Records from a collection
****************************************

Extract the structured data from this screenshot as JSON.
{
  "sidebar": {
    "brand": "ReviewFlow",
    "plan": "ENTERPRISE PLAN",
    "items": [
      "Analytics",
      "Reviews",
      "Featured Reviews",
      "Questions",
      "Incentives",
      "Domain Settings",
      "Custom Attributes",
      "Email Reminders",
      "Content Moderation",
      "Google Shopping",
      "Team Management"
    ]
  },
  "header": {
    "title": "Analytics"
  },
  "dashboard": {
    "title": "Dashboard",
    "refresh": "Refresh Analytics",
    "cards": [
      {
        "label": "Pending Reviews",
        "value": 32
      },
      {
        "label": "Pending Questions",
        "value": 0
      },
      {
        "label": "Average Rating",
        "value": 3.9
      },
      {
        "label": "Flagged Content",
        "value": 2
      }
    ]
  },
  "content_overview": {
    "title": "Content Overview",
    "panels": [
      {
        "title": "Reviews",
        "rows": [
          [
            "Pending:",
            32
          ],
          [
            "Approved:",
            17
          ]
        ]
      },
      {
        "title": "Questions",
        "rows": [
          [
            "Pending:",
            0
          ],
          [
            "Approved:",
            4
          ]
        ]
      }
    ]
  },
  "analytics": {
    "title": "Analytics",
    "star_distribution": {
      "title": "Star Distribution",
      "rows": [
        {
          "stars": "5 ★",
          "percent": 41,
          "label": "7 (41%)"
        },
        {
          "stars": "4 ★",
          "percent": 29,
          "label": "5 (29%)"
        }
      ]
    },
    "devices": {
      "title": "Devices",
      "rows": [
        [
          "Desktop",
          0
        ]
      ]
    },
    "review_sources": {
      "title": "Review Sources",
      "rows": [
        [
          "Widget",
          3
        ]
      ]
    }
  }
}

****************************************

Problem description: Reproduce the entire listing word for word.

Response:
Extract the structured data from this screenshot as JSON.
{
  "sidebar": {
    "brand": "ReviewFlow",
    "plan": "ENTERPRISE PLAN",
    "items": [
      "Analytics",
      "Reviews",
      "Featured Reviews",
      "Questions",
      "Incentives",
      "Domain Settings",
      "Custom Attributes",
      "Email Reminders",
      "Content Moderation",
      "Google Shopping",
      "Team Management"
    ]
  },
  "header": {
    "title": "Analytics"
  },
  "dashboard": {
    "title": "Dashboard",
    "refresh": "Refresh Analytics",
    "cards": [
      {
        "label": "Pending Reviews",
        "value": 32
      },
      {
        "label": "Pending Questions",
        "value": 0
      },
      {
        "label": "Average Rating",
        "value": 3.9
      },
      {
        "label": "Flagged Content",
        "value": 2
      }
    ]
  },
  "content_overview": {
    "title": "Content Overview",
    "panels": [
      {
        "title": "Reviews",
        "rows": [
          [
            "Pending:",
            32
          ],
          [
            "Approved:",
            17
          ]
        ]
      },
      {
        "title": "Questions",
        "rows": [
          [
            "Pending:",
            0
          ],
          [
            "Approved:",
            4
          ]
        ]
      }
    ]
  },
  "analytics": {
    "title": "Analytics",
    "star_distribution": {
      "title": "Star Distribution",
      "rows": [
        {
          "stars": "5 ★",
          "percent": 41,
          "label": "7 (41%)"
        },
        {
          "stars": "4 ★",
          "percent": 29,
          "label": "5 (29%)"
        }
      ]
    },
    "devices": {
      "title": "Devices",
      "rows": [
        [
          "Desktop",
          0
        ]
      ]
    },
    "review_sources": {
      "title": "Review Sources",
      "rows": [
        [
          "Widget",
          3
        ]
      ]
    }
  }
}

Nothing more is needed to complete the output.